Ao invés de atuar politicamente no sentido de orientar essa agenda na direção do sistema economia solidária e, em particular, ao que tenho denominado, particularizando o espaço cognitivo, de Tecnociência Solidária, esses partidários da ES têm se afastado deste centro. Muitas vezes por razões compreensíveis de “sobrevivência” eles buscam outros locii, como, por exemplo, as incubadoras.

Ali se desenvolve, devido à atuação de alunos e escassos professores (na sua quase totalidade provenientes das ciências humanas e dedicados à extensão), um notável processo teórico-prático de mudança de agenda. Em que pese o seu caráter importante, criativo e revolucionário, ele se limita ao escasso número de alunos que, insatisfeitos com o conhecimento que vem recebendo, se aproxima das incubadoras.

O processo em curso, de curricularização da extensão, é uma “janela de oportunidade” fundamental a ser aproveitada para desencadear um movimento centrípeto orientado à disputa de hegemonia contra aqueles que, alegando aquela falsa moral, defendem a manutenção da agenda da economia do sistema economia capitalista no âmbito da universidade pública. E, também, à sedução e cooptação daqueles que ainda ignoram as alternativas a essa agenda que há três décadas vem sendo concebidas naqueles diferentes âmbitos mencionados na seção de Introdução analítico-conceitual.

Como remover os obstáculos cognitivos?: olhando para trás

Há muito ocorrem na América Latina movimentos centrípetos visando a evitar a reprodução acrítica (e em grande medida auto-imposta devido à crença no mito transideológico da neutralidade e do determinismo da tecnociência) da agenda de ensino, pesquisa e extensão praticada nos países centrais.

Um dos movimentos mais bem estruturado e mais importante para o objetivo deste texto, embora não tenha alcançado muito êxito, é o desencadeado pelo Pensamento Latino-americano em Ciência, Tecnologia e Sociedade (PLACTS). Já na década de setenta, ele propunha mudanças na agenda orientadas à geração de conhecimento aderente a um projeto nacional que visava à soberania em relação aos países centrais e ao atendimento das “necessidades básicas” da população. A avaliação que faço do acerto com que seus fundadores conduziram os momentos descritivo e explicativo de sua análise é tão positiva que é nela em que eu me apoio para a elaboração do marco analítico conceitual que origina a proposta da Tecnociência Solidária.

Em relação ao momento normativo, entretanto, minha avaliação é distinta. A circunstância em que vivia a América Latina, levou a que o PLACTS, embora reconhecesse as limitações (evidenciadas pela Teoria da Dependência) que o imperialismo e a classe proprietária colocavam ao que desejavam, não conseguiu a adesão da universidade para alterar sua agenda.

**Linhas do exercício**
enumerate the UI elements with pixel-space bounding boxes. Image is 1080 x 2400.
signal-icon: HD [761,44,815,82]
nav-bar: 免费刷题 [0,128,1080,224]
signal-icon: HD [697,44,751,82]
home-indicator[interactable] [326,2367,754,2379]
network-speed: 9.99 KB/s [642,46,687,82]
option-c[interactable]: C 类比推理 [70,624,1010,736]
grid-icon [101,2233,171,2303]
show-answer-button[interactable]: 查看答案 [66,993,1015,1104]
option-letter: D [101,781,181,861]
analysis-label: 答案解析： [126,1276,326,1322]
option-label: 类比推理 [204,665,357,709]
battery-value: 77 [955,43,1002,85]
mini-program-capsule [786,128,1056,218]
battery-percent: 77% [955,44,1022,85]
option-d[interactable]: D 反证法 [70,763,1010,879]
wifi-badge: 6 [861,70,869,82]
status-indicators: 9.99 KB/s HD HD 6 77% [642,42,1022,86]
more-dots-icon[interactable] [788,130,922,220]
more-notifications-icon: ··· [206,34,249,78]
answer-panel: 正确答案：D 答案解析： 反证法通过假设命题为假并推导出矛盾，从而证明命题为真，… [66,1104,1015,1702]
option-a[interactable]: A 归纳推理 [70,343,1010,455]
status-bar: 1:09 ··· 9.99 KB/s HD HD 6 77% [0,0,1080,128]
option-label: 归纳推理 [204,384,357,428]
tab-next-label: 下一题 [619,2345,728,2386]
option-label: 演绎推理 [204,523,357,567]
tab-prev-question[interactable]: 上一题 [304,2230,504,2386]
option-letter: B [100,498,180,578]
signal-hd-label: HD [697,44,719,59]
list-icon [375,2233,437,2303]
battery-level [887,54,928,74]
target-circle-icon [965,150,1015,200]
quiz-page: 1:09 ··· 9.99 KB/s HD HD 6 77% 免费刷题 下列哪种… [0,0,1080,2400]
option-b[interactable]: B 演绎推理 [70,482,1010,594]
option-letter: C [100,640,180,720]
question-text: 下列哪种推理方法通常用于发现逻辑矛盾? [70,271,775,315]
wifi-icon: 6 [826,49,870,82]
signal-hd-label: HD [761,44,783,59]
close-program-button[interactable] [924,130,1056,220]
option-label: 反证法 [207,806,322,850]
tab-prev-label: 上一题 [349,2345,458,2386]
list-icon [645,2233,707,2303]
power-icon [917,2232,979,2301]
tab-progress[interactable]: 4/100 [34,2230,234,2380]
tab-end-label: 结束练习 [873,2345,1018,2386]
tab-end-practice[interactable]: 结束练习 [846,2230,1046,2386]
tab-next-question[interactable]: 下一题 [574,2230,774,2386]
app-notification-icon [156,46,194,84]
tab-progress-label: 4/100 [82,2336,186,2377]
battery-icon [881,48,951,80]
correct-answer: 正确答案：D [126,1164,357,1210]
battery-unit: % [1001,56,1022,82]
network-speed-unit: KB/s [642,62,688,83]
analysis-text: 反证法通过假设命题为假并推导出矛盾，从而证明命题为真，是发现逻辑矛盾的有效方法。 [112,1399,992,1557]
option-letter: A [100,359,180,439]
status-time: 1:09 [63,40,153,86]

**Tarefas**
a. Segundo o texto citado, em que década o PLACTS já propunha mudanças na agenda?
b. Reproduza, sem qualquer alteração, o trecho das linhas do exercício que vai da primeira delas até a linha que contém "wifi-icon: 6 [826,49,870,82]", incluindo ambas.

**Respostas**
a. Na década de setenta.

b.
enumerate the UI elements with pixel-space bounding boxes. Image is 1080 x 2400.
signal-icon: HD [761,44,815,82]
nav-bar: 免费刷题 [0,128,1080,224]
signal-icon: HD [697,44,751,82]
home-indicator[interactable] [326,2367,754,2379]
network-speed: 9.99 KB/s [642,46,687,82]
option-c[interactable]: C 类比推理 [70,624,1010,736]
grid-icon [101,2233,171,2303]
show-answer-button[interactable]: 查看答案 [66,993,1015,1104]
option-letter: D [101,781,181,861]
analysis-label: 答案解析： [126,1276,326,1322]
option-label: 类比推理 [204,665,357,709]
battery-value: 77 [955,43,1002,85]
mini-program-capsule [786,128,1056,218]
battery-percent: 77% [955,44,1022,85]
option-d[interactable]: D 反证法 [70,763,1010,879]
wifi-badge: 6 [861,70,869,82]
status-indicators: 9.99 KB/s HD HD 6 77% [642,42,1022,86]
more-dots-icon[interactable] [788,130,922,220]
more-notifications-icon: ··· [206,34,249,78]
answer-panel: 正确答案：D 答案解析： 反证法通过假设命题为假并推导出矛盾，从而证明命题为真，… [66,1104,1015,1702]
option-a[interactable]: A 归纳推理 [70,343,1010,455]
status-bar: 1:09 ··· 9.99 KB/s HD HD 6 77% [0,0,1080,128]
option-label: 归纳推理 [204,384,357,428]
tab-next-label: 下一题 [619,2345,728,2386]
option-label: 演绎推理 [204,523,357,567]
tab-prev-question[interactable]: 上一题 [304,2230,504,2386]
option-letter: B [100,498,180,578]
signal-hd-label: HD [697,44,719,59]
list-icon [375,2233,437,2303]
battery-level [887,54,928,74]
target-circle-icon [965,150,1015,200]
quiz-page: 1:09 ··· 9.99 KB/s HD HD 6 77% 免费刷题 下列哪种… [0,0,1080,2400]
option-b[interactable]: B 演绎推理 [70,482,1010,594]
option-letter: C [100,640,180,720]
question-text: 下列哪种推理方法通常用于发现逻辑矛盾? [70,271,775,315]
wifi-icon: 6 [826,49,870,82]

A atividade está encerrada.